EXERCISE BRIEF: In the listing below, count the lines with "noise" and report only the figure.

Dataset listings of figures:
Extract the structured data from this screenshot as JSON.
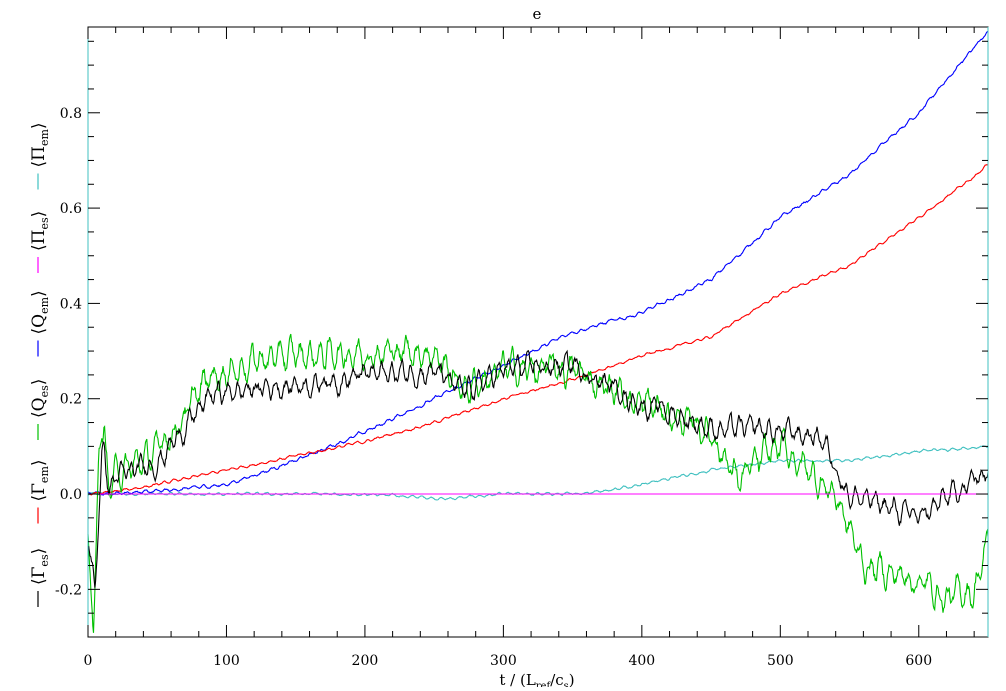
{
  "chart_data": {
    "type": "line",
    "title": "e",
    "xlabel": "t / (L_ref/c_s)",
    "xlabel_parts": {
      "main": "t / (L",
      "sub1": "ref",
      "mid": "/c",
      "sub2": "s",
      "end": ")"
    },
    "ylabel": "",
    "xlim": [
      0,
      650
    ],
    "ylim": [
      -0.3,
      0.98
    ],
    "xticks": [
      0,
      100,
      200,
      300,
      400,
      500,
      600
    ],
    "xtick_labels": [
      "0",
      "100",
      "200",
      "300",
      "400",
      "500",
      "600"
    ],
    "yticks": [
      -0.2,
      0.0,
      0.2,
      0.4,
      0.6,
      0.8
    ],
    "ytick_labels": [
      "-0.2",
      "0.0",
      "0.2",
      "0.4",
      "0.6",
      "0.8"
    ],
    "grid": false,
    "legend_placement": "left, vertical along y-axis",
    "legend": [
      {
        "symbol": "Γ",
        "sub": "es",
        "color": "#000000"
      },
      {
        "symbol": "Γ",
        "sub": "em",
        "color": "#ff0000"
      },
      {
        "symbol": "Q",
        "sub": "es",
        "color": "#00c000"
      },
      {
        "symbol": "Q",
        "sub": "em",
        "color": "#0000ff"
      },
      {
        "symbol": "Π",
        "sub": "es",
        "color": "#ff00ff"
      },
      {
        "symbol": "Π",
        "sub": "em",
        "color": "#40c0c0"
      }
    ],
    "series": [
      {
        "key": "gamma_es",
        "color": "#000000",
        "noise": 0.025,
        "x": [
          0,
          5,
          10,
          12,
          15,
          20,
          30,
          50,
          70,
          90,
          120,
          150,
          200,
          250,
          270,
          300,
          350,
          400,
          450,
          500,
          530,
          550,
          600,
          650
        ],
        "y": [
          -0.1,
          -0.2,
          0.08,
          0.1,
          0.0,
          0.04,
          0.04,
          0.07,
          0.14,
          0.21,
          0.22,
          0.23,
          0.25,
          0.26,
          0.21,
          0.26,
          0.27,
          0.19,
          0.14,
          0.13,
          0.12,
          0.0,
          -0.05,
          0.05
        ]
      },
      {
        "key": "gamma_em",
        "color": "#ff0000",
        "noise": 0.003,
        "x": [
          0,
          20,
          50,
          100,
          150,
          200,
          250,
          300,
          350,
          400,
          450,
          500,
          550,
          600,
          650
        ],
        "y": [
          0.0,
          0.005,
          0.02,
          0.05,
          0.08,
          0.11,
          0.15,
          0.2,
          0.24,
          0.29,
          0.33,
          0.42,
          0.48,
          0.58,
          0.69
        ]
      },
      {
        "key": "q_es",
        "color": "#00c000",
        "noise": 0.035,
        "x": [
          0,
          4,
          8,
          12,
          15,
          20,
          30,
          50,
          70,
          90,
          120,
          150,
          200,
          250,
          270,
          300,
          350,
          400,
          450,
          470,
          500,
          540,
          560,
          600,
          620,
          640,
          650
        ],
        "y": [
          -0.1,
          -0.29,
          0.1,
          0.14,
          0.0,
          0.05,
          0.05,
          0.09,
          0.17,
          0.25,
          0.28,
          0.29,
          0.3,
          0.3,
          0.22,
          0.26,
          0.26,
          0.19,
          0.13,
          0.03,
          0.1,
          0.0,
          -0.15,
          -0.18,
          -0.22,
          -0.2,
          -0.1
        ]
      },
      {
        "key": "q_em",
        "color": "#0000ff",
        "noise": 0.004,
        "x": [
          0,
          50,
          100,
          150,
          200,
          250,
          300,
          350,
          400,
          450,
          500,
          550,
          600,
          650
        ],
        "y": [
          0.0,
          0.005,
          0.02,
          0.07,
          0.13,
          0.2,
          0.27,
          0.34,
          0.38,
          0.45,
          0.58,
          0.67,
          0.8,
          0.97
        ]
      },
      {
        "key": "pi_es",
        "color": "#ff00ff",
        "noise": 0.0,
        "x": [
          0,
          650
        ],
        "y": [
          0.0,
          0.0
        ]
      },
      {
        "key": "pi_em",
        "color": "#40c0c0",
        "noise": 0.003,
        "x": [
          0,
          200,
          260,
          300,
          350,
          380,
          450,
          500,
          550,
          600,
          650
        ],
        "y": [
          0.0,
          0.0,
          -0.01,
          0.0,
          0.0,
          0.01,
          0.05,
          0.07,
          0.07,
          0.09,
          0.1
        ]
      }
    ]
  }
}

COMPLETE OUTPUT: 6